— START RAW DATA —

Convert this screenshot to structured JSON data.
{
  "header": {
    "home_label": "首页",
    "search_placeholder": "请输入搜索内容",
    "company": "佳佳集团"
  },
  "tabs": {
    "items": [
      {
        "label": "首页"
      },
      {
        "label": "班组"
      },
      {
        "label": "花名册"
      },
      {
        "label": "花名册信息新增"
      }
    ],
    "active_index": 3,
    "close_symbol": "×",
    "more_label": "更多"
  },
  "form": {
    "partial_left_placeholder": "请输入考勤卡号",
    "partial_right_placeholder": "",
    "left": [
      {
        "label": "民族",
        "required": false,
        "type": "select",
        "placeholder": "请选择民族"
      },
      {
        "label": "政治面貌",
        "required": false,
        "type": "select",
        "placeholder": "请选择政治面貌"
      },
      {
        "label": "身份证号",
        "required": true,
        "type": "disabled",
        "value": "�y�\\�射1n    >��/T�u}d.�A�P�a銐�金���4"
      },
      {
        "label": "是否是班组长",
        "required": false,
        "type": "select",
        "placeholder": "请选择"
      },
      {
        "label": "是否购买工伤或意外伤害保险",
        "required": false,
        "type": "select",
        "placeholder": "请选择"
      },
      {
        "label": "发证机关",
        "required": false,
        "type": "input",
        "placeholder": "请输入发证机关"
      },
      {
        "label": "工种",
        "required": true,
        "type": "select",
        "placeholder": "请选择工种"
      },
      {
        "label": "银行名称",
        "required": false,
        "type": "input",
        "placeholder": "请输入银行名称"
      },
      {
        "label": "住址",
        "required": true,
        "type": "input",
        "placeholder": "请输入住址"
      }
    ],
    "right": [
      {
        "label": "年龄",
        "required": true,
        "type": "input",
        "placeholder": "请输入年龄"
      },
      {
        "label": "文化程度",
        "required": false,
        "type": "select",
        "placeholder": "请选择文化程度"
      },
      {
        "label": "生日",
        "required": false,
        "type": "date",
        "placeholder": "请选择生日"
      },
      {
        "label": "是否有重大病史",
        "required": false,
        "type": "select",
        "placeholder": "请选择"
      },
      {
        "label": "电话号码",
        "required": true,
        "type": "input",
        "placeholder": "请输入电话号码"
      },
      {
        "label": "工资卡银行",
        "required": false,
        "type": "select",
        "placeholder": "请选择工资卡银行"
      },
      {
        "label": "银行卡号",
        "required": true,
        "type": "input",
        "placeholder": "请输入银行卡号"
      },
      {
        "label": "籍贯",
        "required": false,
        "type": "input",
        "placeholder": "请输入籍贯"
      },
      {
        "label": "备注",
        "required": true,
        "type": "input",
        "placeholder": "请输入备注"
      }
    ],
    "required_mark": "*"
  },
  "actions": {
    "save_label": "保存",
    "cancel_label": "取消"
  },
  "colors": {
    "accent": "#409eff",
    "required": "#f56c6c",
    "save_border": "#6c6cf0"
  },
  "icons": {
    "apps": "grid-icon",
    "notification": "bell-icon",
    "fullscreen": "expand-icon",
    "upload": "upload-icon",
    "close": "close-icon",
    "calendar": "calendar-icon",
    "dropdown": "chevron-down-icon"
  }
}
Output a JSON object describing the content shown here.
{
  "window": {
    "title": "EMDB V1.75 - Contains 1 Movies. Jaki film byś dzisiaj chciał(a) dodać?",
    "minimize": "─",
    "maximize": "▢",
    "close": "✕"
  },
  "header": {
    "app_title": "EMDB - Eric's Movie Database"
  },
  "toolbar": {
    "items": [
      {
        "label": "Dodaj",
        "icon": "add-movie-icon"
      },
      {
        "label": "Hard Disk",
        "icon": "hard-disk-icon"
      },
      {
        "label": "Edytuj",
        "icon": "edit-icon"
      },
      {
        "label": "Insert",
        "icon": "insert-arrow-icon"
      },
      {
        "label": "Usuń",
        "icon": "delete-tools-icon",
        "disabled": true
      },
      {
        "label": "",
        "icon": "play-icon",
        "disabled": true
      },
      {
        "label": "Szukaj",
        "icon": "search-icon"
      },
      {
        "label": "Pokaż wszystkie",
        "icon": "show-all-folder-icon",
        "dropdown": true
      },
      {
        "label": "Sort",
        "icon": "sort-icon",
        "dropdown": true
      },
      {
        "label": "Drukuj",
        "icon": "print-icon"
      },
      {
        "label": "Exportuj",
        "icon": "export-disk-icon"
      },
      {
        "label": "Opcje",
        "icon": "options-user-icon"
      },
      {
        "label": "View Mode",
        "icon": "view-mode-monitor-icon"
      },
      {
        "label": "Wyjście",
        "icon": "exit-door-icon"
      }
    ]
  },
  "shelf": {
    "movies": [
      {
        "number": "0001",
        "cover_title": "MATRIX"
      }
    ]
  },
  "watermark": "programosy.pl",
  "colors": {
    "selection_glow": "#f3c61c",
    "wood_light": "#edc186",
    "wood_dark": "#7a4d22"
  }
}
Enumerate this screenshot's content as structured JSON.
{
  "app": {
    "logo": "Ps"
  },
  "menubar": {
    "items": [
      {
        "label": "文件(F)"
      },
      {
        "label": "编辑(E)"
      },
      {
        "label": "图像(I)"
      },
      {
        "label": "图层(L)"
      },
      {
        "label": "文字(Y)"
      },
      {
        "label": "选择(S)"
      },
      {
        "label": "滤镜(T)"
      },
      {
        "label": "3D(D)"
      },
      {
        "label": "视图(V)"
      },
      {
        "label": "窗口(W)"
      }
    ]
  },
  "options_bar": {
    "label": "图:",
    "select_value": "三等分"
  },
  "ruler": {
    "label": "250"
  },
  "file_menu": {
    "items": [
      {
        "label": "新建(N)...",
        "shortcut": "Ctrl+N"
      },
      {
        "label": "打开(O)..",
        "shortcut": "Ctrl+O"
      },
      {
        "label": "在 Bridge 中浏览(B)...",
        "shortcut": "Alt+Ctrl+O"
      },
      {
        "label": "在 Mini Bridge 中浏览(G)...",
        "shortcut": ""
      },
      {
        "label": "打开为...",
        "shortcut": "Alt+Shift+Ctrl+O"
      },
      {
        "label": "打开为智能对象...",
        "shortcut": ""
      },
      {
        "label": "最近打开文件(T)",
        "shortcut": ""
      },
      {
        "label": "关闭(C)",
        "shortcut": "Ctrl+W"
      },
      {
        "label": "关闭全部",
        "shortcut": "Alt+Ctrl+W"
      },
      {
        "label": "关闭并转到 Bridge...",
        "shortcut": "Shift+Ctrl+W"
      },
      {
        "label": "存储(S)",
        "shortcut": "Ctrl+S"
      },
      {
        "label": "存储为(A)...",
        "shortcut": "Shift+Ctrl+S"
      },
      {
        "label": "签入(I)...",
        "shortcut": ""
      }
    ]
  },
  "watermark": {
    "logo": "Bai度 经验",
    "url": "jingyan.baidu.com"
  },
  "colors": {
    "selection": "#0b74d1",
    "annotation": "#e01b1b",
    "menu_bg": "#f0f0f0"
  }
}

— END RAW DATA —

Write out the material from the first line to the last, exactly.

Convert this screenshot to structured JSON data.
{
  "header": {
    "home_label": "首页",
    "search_placeholder": "请输入搜索内容",
    "company": "佳佳集团"
  },
  "tabs": {
    "items": [
      {
        "label": "首页"
      },
      {
        "label": "班组"
      },
      {
        "label": "花名册"
      },
      {
        "label": "花名册信息新增"
      }
    ],
    "active_index": 3,
    "close_symbol": "×",
    "more_label": "更多"
  },
  "form": {
    "partial_left_placeholder": "请输入考勤卡号",
    "partial_right_placeholder": "",
    "left": [
      {
        "label": "民族",
        "required": false,
        "type": "select",
        "placeholder": "请选择民族"
      },
      {
        "label": "政治面貌",
        "required": false,
        "type": "select",
        "placeholder": "请选择政治面貌"
      },
      {
        "label": "身份证号",
        "required": true,
        "type": "disabled",
        "value": "�y�\\�射1n    >��/T�u}d.�A�P�a銐�金���4"
      },
      {
        "label": "是否是班组长",
        "required": false,
        "type": "select",
        "placeholder": "请选择"
      },
      {
        "label": "是否购买工伤或意外伤害保险",
        "required": false,
        "type": "select",
        "placeholder": "请选择"
      },
      {
        "label": "发证机关",
        "required": false,
        "type": "input",
        "placeholder": "请输入发证机关"
      },
      {
        "label": "工种",
        "required": true,
        "type": "select",
        "placeholder": "请选择工种"
      },
      {
        "label": "银行名称",
        "required": false,
        "type": "input",
        "placeholder": "请输入银行名称"
      },
      {
        "label": "住址",
        "required": true,
        "type": "input",
        "placeholder": "请输入住址"
      }
    ],
    "right": [
      {
        "label": "年龄",
        "required": true,
        "type": "input",
        "placeholder": "请输入年龄"
      },
      {
        "label": "文化程度",
        "required": false,
        "type": "select",
        "placeholder": "请选择文化程度"
      },
      {
        "label": "生日",
        "required": false,
        "type": "date",
        "placeholder": "请选择生日"
      },
      {
        "label": "是否有重大病史",
        "required": false,
        "type": "select",
        "placeholder": "请选择"
      },
      {
        "label": "电话号码",
        "required": true,
        "type": "input",
        "placeholder": "请输入电话号码"
      },
      {
        "label": "工资卡银行",
        "required": false,
        "type": "select",
        "placeholder": "请选择工资卡银行"
      },
      {
        "label": "银行卡号",
        "required": true,
        "type": "input",
        "placeholder": "请输入银行卡号"
      },
      {
        "label": "籍贯",
        "required": false,
        "type": "input",
        "placeholder": "请输入籍贯"
      },
      {
        "label": "备注",
        "required": true,
        "type": "input",
        "placeholder": "请输入备注"
      }
    ],
    "required_mark": "*"
  },
  "actions": {
    "save_label": "保存",
    "cancel_label": "取消"
  },
  "colors": {
    "accent": "#409eff",
    "required": "#f56c6c",
    "save_border": "#6c6cf0"
  },
  "icons": {
    "apps": "grid-icon",
    "notification": "bell-icon",
    "fullscreen": "expand-icon",
    "upload": "upload-icon",
    "close": "close-icon",
    "calendar": "calendar-icon",
    "dropdown": "chevron-down-icon"
  }
}
Output a JSON object describing the content shown here.
{
  "window": {
    "title": "EMDB V1.75 - Contains 1 Movies. Jaki film byś dzisiaj chciał(a) dodać?",
    "minimize": "─",
    "maximize": "▢",
    "close": "✕"
  },
  "header": {
    "app_title": "EMDB - Eric's Movie Database"
  },
  "toolbar": {
    "items": [
      {
        "label": "Dodaj",
        "icon": "add-movie-icon"
      },
      {
        "label": "Hard Disk",
        "icon": "hard-disk-icon"
      },
      {
        "label": "Edytuj",
        "icon": "edit-icon"
      },
      {
        "label": "Insert",
        "icon": "insert-arrow-icon"
      },
      {
        "label": "Usuń",
        "icon": "delete-tools-icon",
        "disabled": true
      },
      {
        "label": "",
        "icon": "play-icon",
        "disabled": true
      },
      {
        "label": "Szukaj",
        "icon": "search-icon"
      },
      {
        "label": "Pokaż wszystkie",
        "icon": "show-all-folder-icon",
        "dropdown": true
      },
      {
        "label": "Sort",
        "icon": "sort-icon",
        "dropdown": true
      },
      {
        "label": "Drukuj",
        "icon": "print-icon"
      },
      {
        "label": "Exportuj",
        "icon": "export-disk-icon"
      },
      {
        "label": "Opcje",
        "icon": "options-user-icon"
      },
      {
        "label": "View Mode",
        "icon": "view-mode-monitor-icon"
      },
      {
        "label": "Wyjście",
        "icon": "exit-door-icon"
      }
    ]
  },
  "shelf": {
    "movies": [
      {
        "number": "0001",
        "cover_title": "MATRIX"
      }
    ]
  },
  "watermark": "programosy.pl",
  "colors": {
    "selection_glow": "#f3c61c",
    "wood_light": "#edc186",
    "wood_dark": "#7a4d22"
  }
}
Enumerate this screenshot's content as structured JSON.
{
  "app": {
    "logo": "Ps"
  },
  "menubar": {
    "items": [
      {
        "label": "文件(F)"
      },
      {
        "label": "编辑(E)"
      },
      {
        "label": "图像(I)"
      },
      {
        "label": "图层(L)"
      },
      {
        "label": "文字(Y)"
      },
      {
        "label": "选择(S)"
      },
      {
        "label": "滤镜(T)"
      },
      {
        "label": "3D(D)"
      },
      {
        "label": "视图(V)"
      },
      {
        "label": "窗口(W)"
      }
    ]
  },
  "options_bar": {
    "label": "图:",
    "select_value": "三等分"
  },
  "ruler": {
    "label": "250"
  },
  "file_menu": {
    "items": [
      {
        "label": "新建(N)...",
        "shortcut": "Ctrl+N"
      },
      {
        "label": "打开(O)..",
        "shortcut": "Ctrl+O"
      },
      {
        "label": "在 Bridge 中浏览(B)...",
        "shortcut": "Alt+Ctrl+O"
      },
      {
        "label": "在 Mini Bridge 中浏览(G)...",
        "shortcut": ""
      },
      {
        "label": "打开为...",
        "shortcut": "Alt+Shift+Ctrl+O"
      },
      {
        "label": "打开为智能对象...",
        "shortcut": ""
      },
      {
        "label": "最近打开文件(T)",
        "shortcut": ""
      },
      {
        "label": "关闭(C)",
        "shortcut": "Ctrl+W"
      },
      {
        "label": "关闭全部",
        "shortcut": "Alt+Ctrl+W"
      },
      {
        "label": "关闭并转到 Bridge...",
        "shortcut": "Shift+Ctrl+W"
      },
      {
        "label": "存储(S)",
        "shortcut": "Ctrl+S"
      },
      {
        "label": "存储为(A)...",
        "shortcut": "Shift+Ctrl+S"
      },
      {
        "label": "签入(I)...",
        "shortcut": ""
      }
    ]
  },
  "watermark": {
    "logo": "Bai度 经验",
    "url": "jingyan.baidu.com"
  },
  "colors": {
    "selection": "#0b74d1",
    "annotation": "#e01b1b",
    "menu_bg": "#f0f0f0"
  }
}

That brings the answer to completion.